> **GOAL**
Extend the article below on Tata Motors and Jaguar Land Rover, picking up after its final sentence.

> **GIVEN TEXT**
NEW DELHI: It's now more than a year since India's Tata Motors, headed by tycoon Ratan Tata, paid just over £1bn to buy upmarket car marques Jaguar and Land Rover from Ford. At the time, some people thought the deal was a steal, with Jaguar about to begin production of its eagerly-awaited new XF saloon and Land Rover perched atop the profitable SUV market.
But then came the credit crunch and sales of luxury cars have plummeted with even giants BMW and Mercedes turning in hefty first quarter losses.
For its part, Tata has gone cap in hand to the UK government, asking it to underwrite a €380m (£340m, $502m) EU loan that it says is essential to maintaining production of the cars, and thousands of jobs, in the UK. Many in the government, and lots of commentators outside it, are unhappy that Tata Motors appeared unwilling to dip into its own pockets to support its new investment.

Raw records:
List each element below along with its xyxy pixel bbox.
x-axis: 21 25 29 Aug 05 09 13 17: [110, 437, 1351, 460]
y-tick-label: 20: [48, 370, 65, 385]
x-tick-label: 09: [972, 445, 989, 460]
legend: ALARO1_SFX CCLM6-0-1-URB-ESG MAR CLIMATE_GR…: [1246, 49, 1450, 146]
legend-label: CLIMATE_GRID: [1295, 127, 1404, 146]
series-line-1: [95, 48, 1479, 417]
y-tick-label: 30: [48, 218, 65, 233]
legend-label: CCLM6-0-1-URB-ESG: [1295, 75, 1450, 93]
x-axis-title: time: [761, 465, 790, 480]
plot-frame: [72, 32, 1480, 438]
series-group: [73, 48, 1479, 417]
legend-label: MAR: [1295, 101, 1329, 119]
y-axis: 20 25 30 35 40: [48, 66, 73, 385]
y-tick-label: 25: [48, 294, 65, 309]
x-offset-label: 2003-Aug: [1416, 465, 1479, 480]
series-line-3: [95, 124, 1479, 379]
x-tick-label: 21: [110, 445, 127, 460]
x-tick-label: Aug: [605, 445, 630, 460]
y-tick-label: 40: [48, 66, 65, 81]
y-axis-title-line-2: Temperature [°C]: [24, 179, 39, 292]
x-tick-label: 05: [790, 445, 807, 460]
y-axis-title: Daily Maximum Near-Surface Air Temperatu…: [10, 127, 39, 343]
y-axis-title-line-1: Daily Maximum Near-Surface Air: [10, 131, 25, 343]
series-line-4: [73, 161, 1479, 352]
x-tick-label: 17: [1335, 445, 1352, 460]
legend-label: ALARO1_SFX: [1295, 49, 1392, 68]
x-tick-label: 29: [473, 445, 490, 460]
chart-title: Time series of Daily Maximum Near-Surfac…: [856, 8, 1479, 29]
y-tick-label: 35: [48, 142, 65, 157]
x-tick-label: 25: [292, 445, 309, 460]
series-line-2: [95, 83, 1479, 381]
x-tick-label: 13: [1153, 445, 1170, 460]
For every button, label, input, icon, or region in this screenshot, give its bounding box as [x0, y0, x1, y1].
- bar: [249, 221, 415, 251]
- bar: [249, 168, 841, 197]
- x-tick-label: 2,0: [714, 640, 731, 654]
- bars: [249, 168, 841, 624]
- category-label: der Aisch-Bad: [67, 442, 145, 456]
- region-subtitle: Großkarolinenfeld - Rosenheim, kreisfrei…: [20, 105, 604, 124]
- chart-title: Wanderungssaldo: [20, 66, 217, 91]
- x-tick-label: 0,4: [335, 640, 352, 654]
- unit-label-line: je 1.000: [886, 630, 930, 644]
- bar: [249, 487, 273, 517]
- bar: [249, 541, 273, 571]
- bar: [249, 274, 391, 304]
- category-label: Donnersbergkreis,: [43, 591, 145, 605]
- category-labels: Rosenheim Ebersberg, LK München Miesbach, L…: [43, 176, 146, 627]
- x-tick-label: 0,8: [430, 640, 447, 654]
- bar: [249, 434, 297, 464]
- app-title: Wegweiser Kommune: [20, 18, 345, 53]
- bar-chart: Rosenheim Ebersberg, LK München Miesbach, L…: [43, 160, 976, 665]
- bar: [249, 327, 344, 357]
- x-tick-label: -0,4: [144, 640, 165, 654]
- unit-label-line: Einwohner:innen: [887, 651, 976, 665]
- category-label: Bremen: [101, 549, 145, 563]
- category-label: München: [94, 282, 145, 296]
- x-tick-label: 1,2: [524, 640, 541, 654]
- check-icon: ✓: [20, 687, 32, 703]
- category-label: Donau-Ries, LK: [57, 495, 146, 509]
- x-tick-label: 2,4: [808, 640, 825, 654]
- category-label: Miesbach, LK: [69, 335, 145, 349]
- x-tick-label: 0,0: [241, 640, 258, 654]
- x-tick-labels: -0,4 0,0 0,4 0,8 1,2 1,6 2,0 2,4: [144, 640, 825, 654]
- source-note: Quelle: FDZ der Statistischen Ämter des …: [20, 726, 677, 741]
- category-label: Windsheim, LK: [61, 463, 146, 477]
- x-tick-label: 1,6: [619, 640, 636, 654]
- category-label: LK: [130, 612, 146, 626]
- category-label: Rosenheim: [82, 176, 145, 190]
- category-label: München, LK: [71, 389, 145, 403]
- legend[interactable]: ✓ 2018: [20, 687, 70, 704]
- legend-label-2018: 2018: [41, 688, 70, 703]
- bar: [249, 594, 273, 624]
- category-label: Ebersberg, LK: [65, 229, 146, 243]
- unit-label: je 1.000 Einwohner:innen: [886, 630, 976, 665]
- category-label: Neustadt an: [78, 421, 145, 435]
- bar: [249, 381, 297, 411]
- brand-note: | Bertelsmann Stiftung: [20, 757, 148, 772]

> **RESPONSE TO THE TASK**
Longer term a bigger problem is likely to be the consolidation currently taking place in the car market, with luxury brands like Bentley, Rolls-Royce, Maserati and Lamborghini all abandoning independent existence in favour of joining forces with one of the bigger manufacturers. Now even Porsche, proudly independent for decades, looks like it's going to be taken over by VW.
Even Toyota, the biggest car company in the world and the owner of the Lexus luxury brand, has been hammered by the crunch, reporting an annual loss of $4.4bn on Friday.
Industry analysts are already questioning whether Tata has the firepower to compete in this sector and in Europe.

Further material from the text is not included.